→ **Aim of the task**:
Wherever a line below holds the word "سلطان", copy that line.

-- Start --

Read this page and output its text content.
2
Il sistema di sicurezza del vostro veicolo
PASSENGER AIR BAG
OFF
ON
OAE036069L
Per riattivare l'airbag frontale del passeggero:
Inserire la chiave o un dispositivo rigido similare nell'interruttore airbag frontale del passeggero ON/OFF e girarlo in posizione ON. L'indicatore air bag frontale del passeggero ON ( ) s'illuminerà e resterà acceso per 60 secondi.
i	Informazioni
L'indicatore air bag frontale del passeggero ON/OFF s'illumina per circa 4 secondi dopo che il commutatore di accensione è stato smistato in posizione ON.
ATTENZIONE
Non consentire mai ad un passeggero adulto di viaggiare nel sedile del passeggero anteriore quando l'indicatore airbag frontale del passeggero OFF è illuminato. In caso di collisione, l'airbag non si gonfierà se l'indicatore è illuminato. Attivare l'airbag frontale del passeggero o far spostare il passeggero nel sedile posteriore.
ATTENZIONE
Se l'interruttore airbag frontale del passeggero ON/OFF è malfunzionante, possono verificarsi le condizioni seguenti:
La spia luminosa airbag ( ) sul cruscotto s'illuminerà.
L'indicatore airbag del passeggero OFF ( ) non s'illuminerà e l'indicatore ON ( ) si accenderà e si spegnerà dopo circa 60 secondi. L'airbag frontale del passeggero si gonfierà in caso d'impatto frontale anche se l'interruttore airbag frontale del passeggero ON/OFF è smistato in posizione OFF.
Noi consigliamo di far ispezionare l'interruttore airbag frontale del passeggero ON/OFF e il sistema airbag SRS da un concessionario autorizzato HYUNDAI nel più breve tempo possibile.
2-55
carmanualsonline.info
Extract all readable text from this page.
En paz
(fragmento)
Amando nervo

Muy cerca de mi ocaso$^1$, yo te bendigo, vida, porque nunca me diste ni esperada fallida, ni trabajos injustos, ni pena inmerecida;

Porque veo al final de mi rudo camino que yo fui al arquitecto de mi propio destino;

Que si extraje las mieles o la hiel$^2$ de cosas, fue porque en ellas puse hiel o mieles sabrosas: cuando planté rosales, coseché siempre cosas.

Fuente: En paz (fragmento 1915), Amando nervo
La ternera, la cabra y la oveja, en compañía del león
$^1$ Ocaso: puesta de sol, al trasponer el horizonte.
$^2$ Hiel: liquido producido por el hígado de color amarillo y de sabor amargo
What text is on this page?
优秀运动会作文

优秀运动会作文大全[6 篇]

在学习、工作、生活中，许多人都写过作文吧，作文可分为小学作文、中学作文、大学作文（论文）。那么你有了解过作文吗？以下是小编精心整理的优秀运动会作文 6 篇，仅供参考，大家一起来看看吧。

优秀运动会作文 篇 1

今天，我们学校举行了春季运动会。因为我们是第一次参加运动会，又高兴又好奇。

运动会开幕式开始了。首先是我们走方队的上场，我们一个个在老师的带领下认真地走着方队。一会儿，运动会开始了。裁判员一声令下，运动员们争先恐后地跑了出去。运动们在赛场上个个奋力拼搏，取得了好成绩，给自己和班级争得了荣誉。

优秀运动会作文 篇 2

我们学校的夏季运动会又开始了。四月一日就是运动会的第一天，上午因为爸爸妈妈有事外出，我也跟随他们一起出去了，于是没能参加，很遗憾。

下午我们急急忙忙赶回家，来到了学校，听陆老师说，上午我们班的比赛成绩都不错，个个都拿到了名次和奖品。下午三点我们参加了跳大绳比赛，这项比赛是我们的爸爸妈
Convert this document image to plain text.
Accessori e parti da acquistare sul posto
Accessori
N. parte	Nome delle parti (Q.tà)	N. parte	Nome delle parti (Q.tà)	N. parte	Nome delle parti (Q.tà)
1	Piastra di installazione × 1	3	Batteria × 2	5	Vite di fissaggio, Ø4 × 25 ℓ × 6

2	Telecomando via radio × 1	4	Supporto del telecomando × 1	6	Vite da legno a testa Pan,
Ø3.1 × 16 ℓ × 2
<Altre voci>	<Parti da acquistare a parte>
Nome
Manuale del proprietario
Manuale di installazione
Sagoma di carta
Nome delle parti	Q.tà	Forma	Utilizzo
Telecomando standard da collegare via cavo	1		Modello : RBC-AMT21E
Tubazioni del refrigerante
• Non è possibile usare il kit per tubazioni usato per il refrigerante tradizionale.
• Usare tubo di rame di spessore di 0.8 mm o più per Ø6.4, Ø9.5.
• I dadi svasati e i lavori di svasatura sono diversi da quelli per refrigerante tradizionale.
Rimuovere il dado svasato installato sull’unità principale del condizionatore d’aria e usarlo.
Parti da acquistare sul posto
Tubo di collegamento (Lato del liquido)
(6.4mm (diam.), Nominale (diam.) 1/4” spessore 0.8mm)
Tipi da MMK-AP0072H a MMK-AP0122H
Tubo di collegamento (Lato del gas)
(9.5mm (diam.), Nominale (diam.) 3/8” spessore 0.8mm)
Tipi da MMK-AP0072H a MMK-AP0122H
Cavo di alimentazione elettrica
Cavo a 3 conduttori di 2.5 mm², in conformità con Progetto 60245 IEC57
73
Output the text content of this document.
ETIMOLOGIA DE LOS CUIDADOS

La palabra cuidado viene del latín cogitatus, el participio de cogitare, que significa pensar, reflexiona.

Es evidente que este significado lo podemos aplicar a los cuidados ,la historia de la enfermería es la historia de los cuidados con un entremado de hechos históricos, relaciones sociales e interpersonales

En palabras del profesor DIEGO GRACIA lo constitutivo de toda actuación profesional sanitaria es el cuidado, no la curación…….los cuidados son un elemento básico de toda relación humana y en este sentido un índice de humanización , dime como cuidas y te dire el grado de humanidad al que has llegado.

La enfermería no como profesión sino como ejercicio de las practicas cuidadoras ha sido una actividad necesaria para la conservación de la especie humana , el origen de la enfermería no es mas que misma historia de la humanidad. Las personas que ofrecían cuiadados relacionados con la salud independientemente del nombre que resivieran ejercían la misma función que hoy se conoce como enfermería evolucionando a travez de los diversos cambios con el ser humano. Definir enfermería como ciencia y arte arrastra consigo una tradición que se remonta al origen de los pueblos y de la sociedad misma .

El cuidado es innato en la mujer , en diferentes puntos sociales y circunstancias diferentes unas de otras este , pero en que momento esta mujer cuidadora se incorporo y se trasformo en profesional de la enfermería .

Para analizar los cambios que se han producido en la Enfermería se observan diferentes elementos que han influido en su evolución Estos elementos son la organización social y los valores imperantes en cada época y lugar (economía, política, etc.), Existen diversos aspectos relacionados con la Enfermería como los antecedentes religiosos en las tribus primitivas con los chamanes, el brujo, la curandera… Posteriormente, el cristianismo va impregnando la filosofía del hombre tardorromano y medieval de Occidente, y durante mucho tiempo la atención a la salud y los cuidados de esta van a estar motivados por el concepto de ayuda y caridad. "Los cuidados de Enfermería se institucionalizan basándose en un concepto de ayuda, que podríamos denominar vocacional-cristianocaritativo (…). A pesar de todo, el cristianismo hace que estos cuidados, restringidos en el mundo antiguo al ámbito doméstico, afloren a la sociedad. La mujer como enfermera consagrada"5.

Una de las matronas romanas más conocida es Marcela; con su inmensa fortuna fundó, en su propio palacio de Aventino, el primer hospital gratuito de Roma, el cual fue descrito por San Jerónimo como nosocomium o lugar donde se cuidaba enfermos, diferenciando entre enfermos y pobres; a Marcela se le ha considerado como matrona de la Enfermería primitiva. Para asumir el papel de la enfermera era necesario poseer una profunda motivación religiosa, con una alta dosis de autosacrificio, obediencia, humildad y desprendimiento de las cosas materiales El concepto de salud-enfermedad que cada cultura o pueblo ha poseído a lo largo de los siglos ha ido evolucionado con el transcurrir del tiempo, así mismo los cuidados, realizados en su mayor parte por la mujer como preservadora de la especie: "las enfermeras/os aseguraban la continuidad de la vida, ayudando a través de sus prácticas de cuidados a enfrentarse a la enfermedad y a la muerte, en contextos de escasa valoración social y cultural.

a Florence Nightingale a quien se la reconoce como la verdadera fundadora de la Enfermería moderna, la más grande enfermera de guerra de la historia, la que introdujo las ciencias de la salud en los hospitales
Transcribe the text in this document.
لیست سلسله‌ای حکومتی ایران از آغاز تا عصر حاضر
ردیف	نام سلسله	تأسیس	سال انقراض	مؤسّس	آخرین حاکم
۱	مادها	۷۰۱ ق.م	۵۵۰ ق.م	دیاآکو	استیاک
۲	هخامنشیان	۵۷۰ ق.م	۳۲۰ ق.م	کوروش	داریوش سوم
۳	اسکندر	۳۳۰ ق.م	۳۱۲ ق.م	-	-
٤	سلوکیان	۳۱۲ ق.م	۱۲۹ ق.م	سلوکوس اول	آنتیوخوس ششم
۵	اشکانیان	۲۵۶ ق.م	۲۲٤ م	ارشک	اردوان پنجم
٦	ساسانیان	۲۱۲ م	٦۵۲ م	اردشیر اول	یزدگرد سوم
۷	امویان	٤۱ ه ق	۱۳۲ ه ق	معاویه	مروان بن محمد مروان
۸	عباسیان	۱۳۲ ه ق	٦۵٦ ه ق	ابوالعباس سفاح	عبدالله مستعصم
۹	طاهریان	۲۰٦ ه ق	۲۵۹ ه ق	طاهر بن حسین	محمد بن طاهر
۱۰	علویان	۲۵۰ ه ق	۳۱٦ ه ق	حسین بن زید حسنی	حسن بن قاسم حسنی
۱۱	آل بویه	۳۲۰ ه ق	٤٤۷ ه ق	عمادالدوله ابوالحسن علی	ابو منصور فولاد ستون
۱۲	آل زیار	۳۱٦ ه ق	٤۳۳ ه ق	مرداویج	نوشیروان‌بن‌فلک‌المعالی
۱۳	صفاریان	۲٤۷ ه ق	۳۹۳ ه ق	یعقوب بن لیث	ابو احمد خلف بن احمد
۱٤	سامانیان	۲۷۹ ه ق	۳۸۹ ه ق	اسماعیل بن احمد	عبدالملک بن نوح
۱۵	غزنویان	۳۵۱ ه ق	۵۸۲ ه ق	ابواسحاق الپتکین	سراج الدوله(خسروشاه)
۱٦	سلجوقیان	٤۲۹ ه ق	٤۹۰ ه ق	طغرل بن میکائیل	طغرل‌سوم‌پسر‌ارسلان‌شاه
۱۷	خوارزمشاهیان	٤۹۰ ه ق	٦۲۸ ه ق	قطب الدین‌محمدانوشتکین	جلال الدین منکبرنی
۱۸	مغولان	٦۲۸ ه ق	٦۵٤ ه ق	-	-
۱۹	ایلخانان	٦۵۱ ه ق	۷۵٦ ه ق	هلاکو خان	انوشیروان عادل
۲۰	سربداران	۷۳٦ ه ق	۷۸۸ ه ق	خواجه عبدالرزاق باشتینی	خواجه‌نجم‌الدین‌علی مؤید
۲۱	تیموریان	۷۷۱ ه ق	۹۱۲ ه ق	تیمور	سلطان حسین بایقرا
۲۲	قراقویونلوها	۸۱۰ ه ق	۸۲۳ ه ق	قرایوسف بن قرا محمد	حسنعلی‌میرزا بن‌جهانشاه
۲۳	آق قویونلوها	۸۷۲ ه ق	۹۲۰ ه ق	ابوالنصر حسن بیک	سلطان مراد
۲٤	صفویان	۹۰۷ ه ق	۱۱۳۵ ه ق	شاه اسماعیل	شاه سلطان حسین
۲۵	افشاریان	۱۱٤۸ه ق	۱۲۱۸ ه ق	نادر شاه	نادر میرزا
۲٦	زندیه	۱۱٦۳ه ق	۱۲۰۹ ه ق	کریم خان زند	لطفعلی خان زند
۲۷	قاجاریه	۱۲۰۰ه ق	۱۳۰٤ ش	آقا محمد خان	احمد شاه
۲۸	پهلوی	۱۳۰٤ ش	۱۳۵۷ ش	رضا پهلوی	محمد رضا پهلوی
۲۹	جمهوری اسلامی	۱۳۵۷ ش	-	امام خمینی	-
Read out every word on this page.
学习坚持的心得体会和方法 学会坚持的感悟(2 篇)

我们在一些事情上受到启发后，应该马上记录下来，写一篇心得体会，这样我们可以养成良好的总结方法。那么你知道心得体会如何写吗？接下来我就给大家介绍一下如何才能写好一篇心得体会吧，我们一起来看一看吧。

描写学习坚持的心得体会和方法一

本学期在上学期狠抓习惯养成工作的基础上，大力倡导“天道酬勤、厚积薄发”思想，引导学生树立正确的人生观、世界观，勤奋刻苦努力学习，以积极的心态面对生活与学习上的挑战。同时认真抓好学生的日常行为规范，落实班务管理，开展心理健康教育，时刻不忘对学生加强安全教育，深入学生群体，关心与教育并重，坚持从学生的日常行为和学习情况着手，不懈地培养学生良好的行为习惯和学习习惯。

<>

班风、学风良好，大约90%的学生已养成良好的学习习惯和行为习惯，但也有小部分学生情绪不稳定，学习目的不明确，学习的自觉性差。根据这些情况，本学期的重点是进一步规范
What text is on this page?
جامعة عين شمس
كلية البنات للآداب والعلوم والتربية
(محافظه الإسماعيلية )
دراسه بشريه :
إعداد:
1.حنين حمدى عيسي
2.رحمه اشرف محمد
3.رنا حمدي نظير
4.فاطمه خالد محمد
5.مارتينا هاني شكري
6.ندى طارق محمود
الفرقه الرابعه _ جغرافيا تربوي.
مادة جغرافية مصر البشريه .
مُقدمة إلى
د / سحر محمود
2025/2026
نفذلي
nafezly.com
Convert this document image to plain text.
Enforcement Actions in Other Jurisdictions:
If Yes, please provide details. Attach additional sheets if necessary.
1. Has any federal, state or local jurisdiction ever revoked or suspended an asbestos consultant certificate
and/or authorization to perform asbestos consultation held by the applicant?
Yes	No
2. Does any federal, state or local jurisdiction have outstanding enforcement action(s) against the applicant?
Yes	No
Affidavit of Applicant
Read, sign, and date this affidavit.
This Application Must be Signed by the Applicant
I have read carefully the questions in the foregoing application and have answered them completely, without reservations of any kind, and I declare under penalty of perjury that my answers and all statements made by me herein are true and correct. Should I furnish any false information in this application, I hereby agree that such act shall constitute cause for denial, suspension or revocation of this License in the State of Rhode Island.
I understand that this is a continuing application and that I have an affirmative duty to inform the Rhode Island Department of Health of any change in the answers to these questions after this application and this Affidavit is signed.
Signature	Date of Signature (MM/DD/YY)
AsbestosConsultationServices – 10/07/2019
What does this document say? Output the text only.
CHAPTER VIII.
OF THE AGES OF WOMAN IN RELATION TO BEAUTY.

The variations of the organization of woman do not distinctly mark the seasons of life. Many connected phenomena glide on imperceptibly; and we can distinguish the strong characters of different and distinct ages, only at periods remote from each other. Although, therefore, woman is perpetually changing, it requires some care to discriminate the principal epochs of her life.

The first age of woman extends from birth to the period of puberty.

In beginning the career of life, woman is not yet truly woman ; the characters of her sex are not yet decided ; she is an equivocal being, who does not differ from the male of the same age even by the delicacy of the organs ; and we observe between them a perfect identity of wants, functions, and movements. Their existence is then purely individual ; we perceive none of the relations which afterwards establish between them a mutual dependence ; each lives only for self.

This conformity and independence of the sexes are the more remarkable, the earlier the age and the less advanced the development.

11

-- End --

→ **Worked solution**:
۲۱	تیموریان	۷۷۱ ه ق	۹۱۲ ه ق	تیمور	سلطان حسین بایقرا
۲۳	آق قویونلوها	۸۷۲ ه ق	۹۲۰ ه ق	ابوالنصر حسن بیک	سلطان مراد
۲٤	صفویان	۹۰۷ ه ق	۱۱۳۵ ه ق	شاه اسماعیل	شاه سلطان حسین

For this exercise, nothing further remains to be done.